**Requirement**
Reproduce the entire listing word for word.

-- begin --

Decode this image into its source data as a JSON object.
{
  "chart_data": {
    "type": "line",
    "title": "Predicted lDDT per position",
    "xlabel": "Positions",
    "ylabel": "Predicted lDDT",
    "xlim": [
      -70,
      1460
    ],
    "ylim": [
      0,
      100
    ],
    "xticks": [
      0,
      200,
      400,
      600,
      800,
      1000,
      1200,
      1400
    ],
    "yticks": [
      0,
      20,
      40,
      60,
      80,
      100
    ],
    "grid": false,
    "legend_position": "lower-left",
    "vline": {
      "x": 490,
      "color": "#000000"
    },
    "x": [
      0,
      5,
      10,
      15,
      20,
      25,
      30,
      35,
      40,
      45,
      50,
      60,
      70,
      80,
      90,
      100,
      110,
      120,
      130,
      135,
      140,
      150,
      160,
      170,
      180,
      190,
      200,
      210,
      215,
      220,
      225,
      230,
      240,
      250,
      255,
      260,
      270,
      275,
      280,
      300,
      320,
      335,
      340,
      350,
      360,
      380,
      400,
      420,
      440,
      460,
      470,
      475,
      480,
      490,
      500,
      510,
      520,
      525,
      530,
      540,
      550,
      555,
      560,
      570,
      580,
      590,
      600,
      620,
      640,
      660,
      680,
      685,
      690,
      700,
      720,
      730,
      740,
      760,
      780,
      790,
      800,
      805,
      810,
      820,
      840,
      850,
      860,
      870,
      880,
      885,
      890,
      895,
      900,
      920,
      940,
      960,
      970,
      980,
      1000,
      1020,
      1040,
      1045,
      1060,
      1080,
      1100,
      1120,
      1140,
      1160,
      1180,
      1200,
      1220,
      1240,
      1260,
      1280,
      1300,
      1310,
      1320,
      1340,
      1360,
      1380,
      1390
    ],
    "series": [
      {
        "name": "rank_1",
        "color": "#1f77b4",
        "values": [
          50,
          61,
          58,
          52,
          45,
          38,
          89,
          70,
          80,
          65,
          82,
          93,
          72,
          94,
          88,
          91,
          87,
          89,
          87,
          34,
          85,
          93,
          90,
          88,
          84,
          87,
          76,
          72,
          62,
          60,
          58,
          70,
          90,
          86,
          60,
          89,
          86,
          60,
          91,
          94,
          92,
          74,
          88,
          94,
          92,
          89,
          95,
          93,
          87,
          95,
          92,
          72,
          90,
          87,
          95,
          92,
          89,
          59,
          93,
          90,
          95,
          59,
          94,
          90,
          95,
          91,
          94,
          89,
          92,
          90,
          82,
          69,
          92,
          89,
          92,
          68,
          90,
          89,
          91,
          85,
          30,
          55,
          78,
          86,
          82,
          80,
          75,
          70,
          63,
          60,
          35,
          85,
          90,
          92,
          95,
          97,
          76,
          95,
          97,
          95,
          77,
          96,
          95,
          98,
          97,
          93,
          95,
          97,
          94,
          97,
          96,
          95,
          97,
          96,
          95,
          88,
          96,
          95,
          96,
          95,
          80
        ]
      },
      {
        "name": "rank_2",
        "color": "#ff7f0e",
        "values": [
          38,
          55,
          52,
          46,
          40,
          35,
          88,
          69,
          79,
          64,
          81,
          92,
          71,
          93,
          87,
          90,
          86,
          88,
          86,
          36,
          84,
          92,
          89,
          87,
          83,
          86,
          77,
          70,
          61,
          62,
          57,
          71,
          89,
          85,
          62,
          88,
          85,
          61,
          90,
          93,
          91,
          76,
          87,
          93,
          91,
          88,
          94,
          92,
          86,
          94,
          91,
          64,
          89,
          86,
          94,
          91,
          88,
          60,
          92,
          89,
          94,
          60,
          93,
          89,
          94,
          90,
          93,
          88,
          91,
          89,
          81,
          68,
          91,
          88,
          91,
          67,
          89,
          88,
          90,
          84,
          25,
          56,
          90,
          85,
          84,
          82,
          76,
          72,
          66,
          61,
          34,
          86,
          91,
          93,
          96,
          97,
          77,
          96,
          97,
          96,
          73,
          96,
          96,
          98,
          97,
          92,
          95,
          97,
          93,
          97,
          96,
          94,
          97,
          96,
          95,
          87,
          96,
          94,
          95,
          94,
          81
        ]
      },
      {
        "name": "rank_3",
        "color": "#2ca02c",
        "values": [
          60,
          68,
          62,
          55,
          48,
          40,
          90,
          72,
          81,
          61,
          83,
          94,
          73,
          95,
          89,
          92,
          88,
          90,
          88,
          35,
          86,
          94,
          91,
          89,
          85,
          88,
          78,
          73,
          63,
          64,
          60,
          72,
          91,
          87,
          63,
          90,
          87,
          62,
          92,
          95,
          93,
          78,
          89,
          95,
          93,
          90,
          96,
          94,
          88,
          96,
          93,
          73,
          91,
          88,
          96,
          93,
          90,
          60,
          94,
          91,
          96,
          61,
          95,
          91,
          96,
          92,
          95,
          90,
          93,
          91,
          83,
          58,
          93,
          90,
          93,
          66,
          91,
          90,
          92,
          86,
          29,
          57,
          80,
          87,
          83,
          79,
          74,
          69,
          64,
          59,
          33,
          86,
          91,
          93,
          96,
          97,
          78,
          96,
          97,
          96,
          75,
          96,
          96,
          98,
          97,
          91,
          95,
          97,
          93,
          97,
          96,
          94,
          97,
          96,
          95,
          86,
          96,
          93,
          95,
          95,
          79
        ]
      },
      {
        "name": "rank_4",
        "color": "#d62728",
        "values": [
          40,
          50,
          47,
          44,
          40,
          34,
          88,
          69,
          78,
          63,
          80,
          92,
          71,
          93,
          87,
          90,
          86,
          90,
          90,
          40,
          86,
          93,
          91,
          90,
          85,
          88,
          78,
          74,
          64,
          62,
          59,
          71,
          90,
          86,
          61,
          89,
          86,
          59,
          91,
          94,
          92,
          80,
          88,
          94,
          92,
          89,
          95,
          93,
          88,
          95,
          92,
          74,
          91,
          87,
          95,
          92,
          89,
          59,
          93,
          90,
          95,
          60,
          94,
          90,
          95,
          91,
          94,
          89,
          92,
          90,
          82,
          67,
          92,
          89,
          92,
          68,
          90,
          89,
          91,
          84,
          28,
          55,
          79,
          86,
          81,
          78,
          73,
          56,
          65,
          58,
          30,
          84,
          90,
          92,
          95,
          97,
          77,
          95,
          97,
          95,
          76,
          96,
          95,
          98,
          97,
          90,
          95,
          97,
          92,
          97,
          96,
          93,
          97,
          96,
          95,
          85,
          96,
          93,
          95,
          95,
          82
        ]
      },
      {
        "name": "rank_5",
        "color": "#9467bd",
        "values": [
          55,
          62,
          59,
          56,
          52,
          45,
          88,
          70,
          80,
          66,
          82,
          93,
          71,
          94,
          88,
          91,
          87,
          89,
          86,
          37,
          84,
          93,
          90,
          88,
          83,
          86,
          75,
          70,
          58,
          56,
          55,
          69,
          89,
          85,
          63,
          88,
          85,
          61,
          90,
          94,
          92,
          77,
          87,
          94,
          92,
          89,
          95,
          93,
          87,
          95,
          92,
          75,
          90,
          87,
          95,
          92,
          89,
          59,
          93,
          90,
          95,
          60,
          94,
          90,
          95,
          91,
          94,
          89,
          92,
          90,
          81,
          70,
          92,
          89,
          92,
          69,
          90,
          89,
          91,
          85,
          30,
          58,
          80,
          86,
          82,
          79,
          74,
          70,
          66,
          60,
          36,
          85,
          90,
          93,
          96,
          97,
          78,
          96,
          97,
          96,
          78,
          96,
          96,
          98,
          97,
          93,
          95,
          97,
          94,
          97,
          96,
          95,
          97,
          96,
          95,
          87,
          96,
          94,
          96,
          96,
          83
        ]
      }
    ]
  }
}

-- end --

**Correct output**
Decode this image into its source data as a JSON object.
{
  "chart_data": {
    "type": "line",
    "title": "Predicted lDDT per position",
    "xlabel": "Positions",
    "ylabel": "Predicted lDDT",
    "xlim": [
      -70,
      1460
    ],
    "ylim": [
      0,
      100
    ],
    "xticks": [
      0,
      200,
      400,
      600,
      800,
      1000,
      1200,
      1400
    ],
    "yticks": [
      0,
      20,
      40,
      60,
      80,
      100
    ],
    "grid": false,
    "legend_position": "lower-left",
    "vline": {
      "x": 490,
      "color": "#000000"
    },
    "x": [
      0,
      5,
      10,
      15,
      20,
      25,
      30,
      35,
      40,
      45,
      50,
      60,
      70,
      80,
      90,
      100,
      110,
      120,
      130,
      135,
      140,
      150,
      160,
      170,
      180,
      190,
      200,
      210,
      215,
      220,
      225,
      230,
      240,
      250,
      255,
      260,
      270,
      275,
      280,
      300,
      320,
      335,
      340,
      350,
      360,
      380,
      400,
      420,
      440,
      460,
      470,
      475,
      480,
      490,
      500,
      510,
      520,
      525,
      530,
      540,
      550,
      555,
      560,
      570,
      580,
      590,
      600,
      620,
      640,
      660,
      680,
      685,
      690,
      700,
      720,
      730,
      740,
      760,
      780,
      790,
      800,
      805,
      810,
      820,
      840,
      850,
      860,
      870,
      880,
      885,
      890,
      895,
      900,
      920,
      940,
      960,
      970,
      980,
      1000,
      1020,
      1040,
      1045,
      1060,
      1080,
      1100,
      1120,
      1140,
      1160,
      1180,
      1200,
      1220,
      1240,
      1260,
      1280,
      1300,
      1310,
      1320,
      1340,
      1360,
      1380,
      1390
    ],
    "series": [
      {
        "name": "rank_1",
        "color": "#1f77b4",
        "values": [
          50,
          61,
          58,
          52,
          45,
          38,
          89,
          70,
          80,
          65,
          82,
          93,
          72,
          94,
          88,
          91,
          87,
          89,
          87,
          34,
          85,
          93,
          90,
          88,
          84,
          87,
          76,
          72,
          62,
          60,
          58,
          70,
          90,
          86,
          60,
          89,
          86,
          60,
          91,
          94,
          92,
          74,
          88,
          94,
          92,
          89,
          95,
          93,
          87,
          95,
          92,
          72,
          90,
          87,
          95,
          92,
          89,
          59,
          93,
          90,
          95,
          59,
          94,
          90,
          95,
          91,
          94,
          89,
          92,
          90,
          82,
          69,
          92,
          89,
          92,
          68,
          90,
          89,
          91,
          85,
          30,
          55,
          78,
          86,
          82,
          80,
          75,
          70,
          63,
          60,
          35,
          85,
          90,
          92,
          95,
          97,
          76,
          95,
          97,
          95,
          77,
          96,
          95,
          98,
          97,
          93,
          95,
          97,
          94,
          97,
          96,
          95,
          97,
          96,
          95,
          88,
          96,
          95,
          96,
          95,
          80
        ]
      },
      {
        "name": "rank_2",
        "color": "#ff7f0e",
        "values": [
          38,
          55,
          52,
          46,
          40,
          35,
          88,
          69,
          79,
          64,
          81,
          92,
          71,
          93,
          87,
          90,
          86,
          88,
          86,
          36,
          84,
          92,
          89,
          87,
          83,
          86,
          77,
          70,
          61,
          62,
          57,
          71,
          89,
          85,
          62,
          88,
          85,
          61,
          90,
          93,
          91,
          76,
          87,
          93,
          91,
          88,
          94,
          92,
          86,
          94,
          91,
          64,
          89,
          86,
          94,
          91,
          88,
          60,
          92,
          89,
          94,
          60,
          93,
          89,
          94,
          90,
          93,
          88,
          91,
          89,
          81,
          68,
          91,
          88,
          91,
          67,
          89,
          88,
          90,
          84,
          25,
          56,
          90,
          85,
          84,
          82,
          76,
          72,
          66,
          61,
          34,
          86,
          91,
          93,
          96,
          97,
          77,
          96,
          97,
          96,
          73,
          96,
          96,
          98,
          97,
          92,
          95,
          97,
          93,
          97,
          96,
          94,
          97,
          96,
          95,
          87,
          96,
          94,
          95,
          94,
          81
        ]
      },
      {
        "name": "rank_3",
        "color": "#2ca02c",
        "values": [
          60,
          68,
          62,
          55,
          48,
          40,
          90,
          72,
          81,
          61,
          83,
          94,
          73,
          95,
          89,
          92,
          88,
          90,
          88,
          35,
          86,
          94,
          91,
          89,
          85,
          88,
          78,
          73,
          63,
          64,
          60,
          72,
          91,
          87,
          63,
          90,
          87,
          62,
          92,
          95,
          93,
          78,
          89,
          95,
          93,
          90,
          96,
          94,
          88,
          96,
          93,
          73,
          91,
          88,
          96,
          93,
          90,
          60,
          94,
          91,
          96,
          61,
          95,
          91,
          96,
          92,
          95,
          90,
          93,
          91,
          83,
          58,
          93,
          90,
          93,
          66,
          91,
          90,
          92,
          86,
          29,
          57,
          80,
          87,
          83,
          79,
          74,
          69,
          64,
          59,
          33,
          86,
          91,
          93,
          96,
          97,
          78,
          96,
          97,
          96,
          75,
          96,
          96,
          98,
          97,
          91,
          95,
          97,
          93,
          97,
          96,
          94,
          97,
          96,
          95,
          86,
          96,
          93,
          95,
          95,
          79
        ]
      },
      {
        "name": "rank_4",
        "color": "#d62728",
        "values": [
          40,
          50,
          47,
          44,
          40,
          34,
          88,
          69,
          78,
          63,
          80,
          92,
          71,
          93,
          87,
          90,
          86,
          90,
          90,
          40,
          86,
          93,
          91,
          90,
          85,
          88,
          78,
          74,
          64,
          62,
          59,
          71,
          90,
          86,
          61,
          89,
          86,
          59,
          91,
          94,
          92,
          80,
          88,
          94,
          92,
          89,
          95,
          93,
          88,
          95,
          92,
          74,
          91,
          87,
          95,
          92,
          89,
          59,
          93,
          90,
          95,
          60,
          94,
          90,
          95,
          91,
          94,
          89,
          92,
          90,
          82,
          67,
          92,
          89,
          92,
          68,
          90,
          89,
          91,
          84,
          28,
          55,
          79,
          86,
          81,
          78,
          73,
          56,
          65,
          58,
          30,
          84,
          90,
          92,
          95,
          97,
          77,
          95,
          97,
          95,
          76,
          96,
          95,
          98,
          97,
          90,
          95,
          97,
          92,
          97,
          96,
          93,
          97,
          96,
          95,
          85,
          96,
          93,
          95,
          95,
          82
        ]
      },
      {
        "name": "rank_5",
        "color": "#9467bd",
        "values": [
          55,
          62,
          59,
          56,
          52,
          45,
          88,
          70,
          80,
          66,
          82,
          93,
          71,
          94,
          88,
          91,
          87,
          89,
          86,
          37,
          84,
          93,
          90,
          88,
          83,
          86,
          75,
          70,
          58,
          56,
          55,
          69,
          89,
          85,
          63,
          88,
          85,
          61,
          90,
          94,
          92,
          77,
          87,
          94,
          92,
          89,
          95,
          93,
          87,
          95,
          92,
          75,
          90,
          87,
          95,
          92,
          89,
          59,
          93,
          90,
          95,
          60,
          94,
          90,
          95,
          91,
          94,
          89,
          92,
          90,
          81,
          70,
          92,
          89,
          92,
          69,
          90,
          89,
          91,
          85,
          30,
          58,
          80,
          86,
          82,
          79,
          74,
          70,
          66,
          60,
          36,
          85,
          90,
          93,
          96,
          97,
          78,
          96,
          97,
          96,
          78,
          96,
          96,
          98,
          97,
          93,
          95,
          97,
          94,
          97,
          96,
          95,
          97,
          96,
          95,
          87,
          96,
          94,
          96,
          96,
          83
        ]
      }
    ]
  }
}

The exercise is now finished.